=== Task prompt ===
Read the data and repeat all of it exactly.

[Lines of data]
——

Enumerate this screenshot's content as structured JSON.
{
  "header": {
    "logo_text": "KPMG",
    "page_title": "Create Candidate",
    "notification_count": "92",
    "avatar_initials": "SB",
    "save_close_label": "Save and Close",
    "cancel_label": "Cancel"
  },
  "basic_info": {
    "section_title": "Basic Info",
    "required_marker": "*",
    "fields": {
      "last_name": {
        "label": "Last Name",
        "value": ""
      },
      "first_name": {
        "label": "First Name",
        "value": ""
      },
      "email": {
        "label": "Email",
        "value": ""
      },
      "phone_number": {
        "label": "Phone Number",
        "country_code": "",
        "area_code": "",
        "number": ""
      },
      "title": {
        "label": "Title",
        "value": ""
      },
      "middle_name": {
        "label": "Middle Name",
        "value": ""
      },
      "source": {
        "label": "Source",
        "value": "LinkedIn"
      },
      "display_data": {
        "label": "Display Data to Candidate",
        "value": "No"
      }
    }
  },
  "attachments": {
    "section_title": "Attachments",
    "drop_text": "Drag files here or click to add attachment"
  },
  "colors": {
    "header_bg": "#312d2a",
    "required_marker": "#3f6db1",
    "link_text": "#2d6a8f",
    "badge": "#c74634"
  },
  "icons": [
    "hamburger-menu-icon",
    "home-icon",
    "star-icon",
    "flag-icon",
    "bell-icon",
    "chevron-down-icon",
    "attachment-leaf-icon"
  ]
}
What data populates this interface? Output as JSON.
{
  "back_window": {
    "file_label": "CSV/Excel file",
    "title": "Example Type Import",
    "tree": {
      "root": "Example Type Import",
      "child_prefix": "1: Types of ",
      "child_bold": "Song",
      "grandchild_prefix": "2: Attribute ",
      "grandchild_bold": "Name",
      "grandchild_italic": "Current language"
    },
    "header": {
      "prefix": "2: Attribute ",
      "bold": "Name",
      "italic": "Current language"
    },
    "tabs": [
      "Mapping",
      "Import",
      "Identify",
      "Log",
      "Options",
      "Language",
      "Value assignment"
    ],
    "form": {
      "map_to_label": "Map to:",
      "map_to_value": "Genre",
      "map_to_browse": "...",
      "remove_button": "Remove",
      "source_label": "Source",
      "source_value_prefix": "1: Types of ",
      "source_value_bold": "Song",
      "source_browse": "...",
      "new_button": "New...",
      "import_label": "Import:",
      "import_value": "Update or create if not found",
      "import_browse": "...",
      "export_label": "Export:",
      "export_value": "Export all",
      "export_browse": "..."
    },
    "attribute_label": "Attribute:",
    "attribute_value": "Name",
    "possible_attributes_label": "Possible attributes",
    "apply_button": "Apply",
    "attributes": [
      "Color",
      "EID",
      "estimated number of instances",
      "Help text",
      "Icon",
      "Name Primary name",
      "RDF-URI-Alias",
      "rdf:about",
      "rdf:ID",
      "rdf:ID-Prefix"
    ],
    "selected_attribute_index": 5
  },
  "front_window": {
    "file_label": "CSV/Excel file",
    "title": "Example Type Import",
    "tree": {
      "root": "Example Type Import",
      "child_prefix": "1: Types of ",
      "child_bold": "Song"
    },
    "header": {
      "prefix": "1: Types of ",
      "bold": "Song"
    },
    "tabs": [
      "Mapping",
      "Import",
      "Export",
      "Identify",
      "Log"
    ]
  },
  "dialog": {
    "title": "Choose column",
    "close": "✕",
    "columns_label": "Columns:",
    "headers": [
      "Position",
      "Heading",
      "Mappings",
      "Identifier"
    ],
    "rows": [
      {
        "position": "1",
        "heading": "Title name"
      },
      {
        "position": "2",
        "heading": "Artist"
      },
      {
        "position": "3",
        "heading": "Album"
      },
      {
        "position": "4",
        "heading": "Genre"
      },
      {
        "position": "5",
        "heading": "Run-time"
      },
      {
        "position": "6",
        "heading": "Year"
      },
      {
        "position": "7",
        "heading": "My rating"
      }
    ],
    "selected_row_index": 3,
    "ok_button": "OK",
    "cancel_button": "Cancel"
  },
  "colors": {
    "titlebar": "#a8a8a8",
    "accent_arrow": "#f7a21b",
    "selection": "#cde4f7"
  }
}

——

=== Exercise response ===
Enumerate this screenshot's content as structured JSON.
{
  "header": {
    "logo_text": "KPMG",
    "page_title": "Create Candidate",
    "notification_count": "92",
    "avatar_initials": "SB",
    "save_close_label": "Save and Close",
    "cancel_label": "Cancel"
  },
  "basic_info": {
    "section_title": "Basic Info",
    "required_marker": "*",
    "fields": {
      "last_name": {
        "label": "Last Name",
        "value": ""
      },
      "first_name": {
        "label": "First Name",
        "value": ""
      },
      "email": {
        "label": "Email",
        "value": ""
      },
      "phone_number": {
        "label": "Phone Number",
        "country_code": "",
        "area_code": "",
        "number": ""
      },
      "title": {
        "label": "Title",
        "value": ""
      },
      "middle_name": {
        "label": "Middle Name",
        "value": ""
      },
      "source": {
        "label": "Source",
        "value": "LinkedIn"
      },
      "display_data": {
        "label": "Display Data to Candidate",
        "value": "No"
      }
    }
  },
  "attachments": {
    "section_title": "Attachments",
    "drop_text": "Drag files here or click to add attachment"
  },
  "colors": {
    "header_bg": "#312d2a",
    "required_marker": "#3f6db1",
    "link_text": "#2d6a8f",
    "badge": "#c74634"
  },
  "icons": [
    "hamburger-menu-icon",
    "home-icon",
    "star-icon",
    "flag-icon",
    "bell-icon",
    "chevron-down-icon",
    "attachment-leaf-icon"
  ]
}
What data populates this interface? Output as JSON.
{
  "back_window": {
    "file_label": "CSV/Excel file",
    "title": "Example Type Import",
    "tree": {
      "root": "Example Type Import",
      "child_prefix": "1: Types of ",
      "child_bold": "Song",
      "grandchild_prefix": "2: Attribute ",
      "grandchild_bold": "Name",
      "grandchild_italic": "Current language"
    },
    "header": {
      "prefix": "2: Attribute ",
      "bold": "Name",
      "italic": "Current language"
    },
    "tabs": [
      "Mapping",
      "Import",
      "Identify",
      "Log",
      "Options",
      "Language",
      "Value assignment"
    ],
    "form": {
      "map_to_label": "Map to:",
      "map_to_value": "Genre",
      "map_to_browse": "...",
      "remove_button": "Remove",
      "source_label": "Source",
      "source_value_prefix": "1: Types of ",
      "source_value_bold": "Song",
      "source_browse": "...",
      "new_button": "New...",
      "import_label": "Import:",
      "import_value": "Update or create if not found",
      "import_browse": "...",
      "export_label": "Export:",
      "export_value": "Export all",
      "export_browse": "..."
    },
    "attribute_label": "Attribute:",
    "attribute_value": "Name",
    "possible_attributes_label": "Possible attributes",
    "apply_button": "Apply",
    "attributes": [
      "Color",
      "EID",
      "estimated number of instances",
      "Help text",
      "Icon",
      "Name Primary name",
      "RDF-URI-Alias",
      "rdf:about",
      "rdf:ID",
      "rdf:ID-Prefix"
    ],
    "selected_attribute_index": 5
  },
  "front_window": {
    "file_label": "CSV/Excel file",
    "title": "Example Type Import",
    "tree": {
      "root": "Example Type Import",
      "child_prefix": "1: Types of ",
      "child_bold": "Song"
    },
    "header": {
      "prefix": "1: Types of ",
      "bold": "Song"
    },
    "tabs": [
      "Mapping",
      "Import",
      "Export",
      "Identify",
      "Log"
    ]
  },
  "dialog": {
    "title": "Choose column",
    "close": "✕",
    "columns_label": "Columns:",
    "headers": [
      "Position",
      "Heading",
      "Mappings",
      "Identifier"
    ],
    "rows": [
      {
        "position": "1",
        "heading": "Title name"
      },
      {
        "position": "2",
        "heading": "Artist"
      },
      {
        "position": "3",
        "heading": "Album"
      },
      {
        "position": "4",
        "heading": "Genre"
      },
      {
        "position": "5",
        "heading": "Run-time"
      },
      {
        "position": "6",
        "heading": "Year"
      },
      {
        "position": "7",
        "heading": "My rating"
      }
    ],
    "selected_row_index": 3,
    "ok_button": "OK",
    "cancel_button": "Cancel"
  },
  "colors": {
    "titlebar": "#a8a8a8",
    "accent_arrow": "#f7a21b",
    "selection": "#cde4f7"
  }
}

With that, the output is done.